▸ Excerpt
++++




    • Elena Greene on September 15, 2013 at 3:22 pm

      Vijaya, I feel for you with the chronic migraines and you are so wise to cultivate gratitude. I know stroke caregivers and cancer survivors who keep gratitude journals for just that reason. It’s so easy to fall into negativity–and I think allowing some room to cry and rant is necessary–but reflecting on the good is vital, too.



  4. Caroline Starr Rose on September 15, 2013 at 3:33 pm

    This actually reminds me of the years I wrote with little ones at home. You do what you can and it is enough.



    • Elena Greene on September 15, 2013 at 5:04 pm

      I’ve heard people say you’re not a real writer unless you write every day. I agree that’s best, but repeatedly picking up the threads of a story between interruptions is no mean feat either.



  5. Suzi Love on September 15, 2013 at 7:01 pm

    Well done, Elena. You’re an inspiration.

    I know lots of authors, including me, who get the chance to write because something happens to disrupt their normal family life.

    I think it makes us stronger writers because we’ve been through the emotional upheaval.

++++

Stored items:
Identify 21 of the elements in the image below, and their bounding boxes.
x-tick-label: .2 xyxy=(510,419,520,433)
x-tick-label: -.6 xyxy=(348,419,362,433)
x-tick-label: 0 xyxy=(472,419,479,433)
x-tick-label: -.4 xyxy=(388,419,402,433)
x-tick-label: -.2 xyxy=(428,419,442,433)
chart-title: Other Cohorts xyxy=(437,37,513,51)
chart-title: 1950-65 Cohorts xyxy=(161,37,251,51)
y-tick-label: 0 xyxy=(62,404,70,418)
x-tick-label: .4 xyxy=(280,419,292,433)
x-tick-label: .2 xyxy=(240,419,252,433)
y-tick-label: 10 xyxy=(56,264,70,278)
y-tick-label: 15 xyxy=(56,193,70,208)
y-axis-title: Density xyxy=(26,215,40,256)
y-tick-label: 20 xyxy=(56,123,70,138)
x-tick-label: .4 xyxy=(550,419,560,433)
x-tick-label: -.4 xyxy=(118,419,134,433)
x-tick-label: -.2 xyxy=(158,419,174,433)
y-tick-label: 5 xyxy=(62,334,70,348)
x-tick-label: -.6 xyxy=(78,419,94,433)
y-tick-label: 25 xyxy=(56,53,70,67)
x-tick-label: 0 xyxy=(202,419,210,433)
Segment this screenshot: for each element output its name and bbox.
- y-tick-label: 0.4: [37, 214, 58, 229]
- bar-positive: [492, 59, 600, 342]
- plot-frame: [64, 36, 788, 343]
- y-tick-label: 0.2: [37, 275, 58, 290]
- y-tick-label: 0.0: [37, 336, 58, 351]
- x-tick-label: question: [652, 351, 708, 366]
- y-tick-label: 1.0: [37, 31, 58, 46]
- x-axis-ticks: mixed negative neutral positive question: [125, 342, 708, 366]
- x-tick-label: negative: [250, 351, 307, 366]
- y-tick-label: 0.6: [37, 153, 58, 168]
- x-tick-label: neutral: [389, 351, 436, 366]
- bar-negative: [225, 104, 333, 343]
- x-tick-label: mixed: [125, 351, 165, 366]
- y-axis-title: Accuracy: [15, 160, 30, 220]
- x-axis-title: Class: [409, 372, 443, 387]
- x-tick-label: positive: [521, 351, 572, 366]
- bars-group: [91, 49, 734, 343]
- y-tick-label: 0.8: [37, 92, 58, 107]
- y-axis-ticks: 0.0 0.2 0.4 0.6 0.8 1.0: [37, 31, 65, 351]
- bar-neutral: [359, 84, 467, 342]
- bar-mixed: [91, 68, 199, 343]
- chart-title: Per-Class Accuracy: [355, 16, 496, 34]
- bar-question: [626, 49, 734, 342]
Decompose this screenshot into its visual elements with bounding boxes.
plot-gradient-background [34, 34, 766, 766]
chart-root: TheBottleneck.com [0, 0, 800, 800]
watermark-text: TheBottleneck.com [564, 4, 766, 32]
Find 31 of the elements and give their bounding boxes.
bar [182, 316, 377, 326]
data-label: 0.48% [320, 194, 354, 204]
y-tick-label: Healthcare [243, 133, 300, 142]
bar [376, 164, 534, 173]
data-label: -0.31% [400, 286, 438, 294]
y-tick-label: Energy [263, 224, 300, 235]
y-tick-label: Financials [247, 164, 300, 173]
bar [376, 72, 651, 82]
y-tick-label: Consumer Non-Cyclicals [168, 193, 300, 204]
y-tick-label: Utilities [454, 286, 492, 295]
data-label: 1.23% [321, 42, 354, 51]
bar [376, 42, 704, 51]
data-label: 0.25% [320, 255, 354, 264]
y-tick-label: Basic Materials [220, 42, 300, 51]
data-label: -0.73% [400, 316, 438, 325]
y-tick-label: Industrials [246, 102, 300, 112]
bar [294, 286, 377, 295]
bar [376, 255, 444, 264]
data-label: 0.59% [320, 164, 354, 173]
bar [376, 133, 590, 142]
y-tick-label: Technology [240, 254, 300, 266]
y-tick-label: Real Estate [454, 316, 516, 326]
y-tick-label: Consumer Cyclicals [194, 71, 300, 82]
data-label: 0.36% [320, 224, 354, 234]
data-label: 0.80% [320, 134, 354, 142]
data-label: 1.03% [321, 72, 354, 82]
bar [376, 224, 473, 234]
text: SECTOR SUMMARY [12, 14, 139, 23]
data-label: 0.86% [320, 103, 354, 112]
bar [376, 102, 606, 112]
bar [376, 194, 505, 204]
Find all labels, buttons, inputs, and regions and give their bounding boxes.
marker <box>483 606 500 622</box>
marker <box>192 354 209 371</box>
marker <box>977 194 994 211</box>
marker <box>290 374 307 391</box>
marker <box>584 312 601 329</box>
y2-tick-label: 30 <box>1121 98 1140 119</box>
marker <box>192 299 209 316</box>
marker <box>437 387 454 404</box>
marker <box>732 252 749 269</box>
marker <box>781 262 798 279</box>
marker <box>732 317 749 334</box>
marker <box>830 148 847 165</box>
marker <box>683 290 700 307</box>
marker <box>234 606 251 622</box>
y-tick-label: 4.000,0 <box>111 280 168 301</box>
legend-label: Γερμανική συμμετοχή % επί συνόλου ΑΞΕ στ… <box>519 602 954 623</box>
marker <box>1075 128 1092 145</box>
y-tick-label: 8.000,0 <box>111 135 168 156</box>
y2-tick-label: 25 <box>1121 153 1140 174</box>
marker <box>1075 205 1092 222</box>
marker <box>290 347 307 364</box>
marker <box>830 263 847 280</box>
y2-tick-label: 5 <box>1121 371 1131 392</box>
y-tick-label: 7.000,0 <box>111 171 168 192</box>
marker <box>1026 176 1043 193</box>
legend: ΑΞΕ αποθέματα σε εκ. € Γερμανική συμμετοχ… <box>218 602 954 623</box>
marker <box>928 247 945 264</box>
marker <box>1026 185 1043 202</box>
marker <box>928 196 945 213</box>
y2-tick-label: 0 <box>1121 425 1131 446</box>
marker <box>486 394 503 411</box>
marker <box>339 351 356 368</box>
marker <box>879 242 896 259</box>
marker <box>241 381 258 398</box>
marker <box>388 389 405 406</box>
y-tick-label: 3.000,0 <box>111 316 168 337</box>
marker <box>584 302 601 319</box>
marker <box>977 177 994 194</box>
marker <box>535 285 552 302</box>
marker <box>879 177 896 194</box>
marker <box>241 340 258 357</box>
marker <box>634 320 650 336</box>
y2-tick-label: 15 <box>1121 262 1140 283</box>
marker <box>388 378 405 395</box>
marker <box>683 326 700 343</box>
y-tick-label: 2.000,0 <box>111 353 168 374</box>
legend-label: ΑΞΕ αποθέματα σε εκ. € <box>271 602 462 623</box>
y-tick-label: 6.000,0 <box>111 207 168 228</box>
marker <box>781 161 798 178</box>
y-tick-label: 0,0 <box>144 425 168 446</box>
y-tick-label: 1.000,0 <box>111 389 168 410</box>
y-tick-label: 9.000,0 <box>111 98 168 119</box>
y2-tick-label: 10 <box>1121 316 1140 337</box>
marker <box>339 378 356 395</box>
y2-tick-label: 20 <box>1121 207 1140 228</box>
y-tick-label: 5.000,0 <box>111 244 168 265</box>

++++

▸ Exercise goal
Reproduce the part of the comment thread between "Vijaya, I feel" and "is vital, too.", inclusive.

▸ Completed task
Vijaya, I feel for you with the chronic migraines and you are so wise to cultivate gratitude. I know stroke caregivers and cancer survivors who keep gratitude journals for just that reason. It’s so easy to fall into negativity–and I think allowing some room to cry and rant is necessary–but reflecting on the good is vital, too.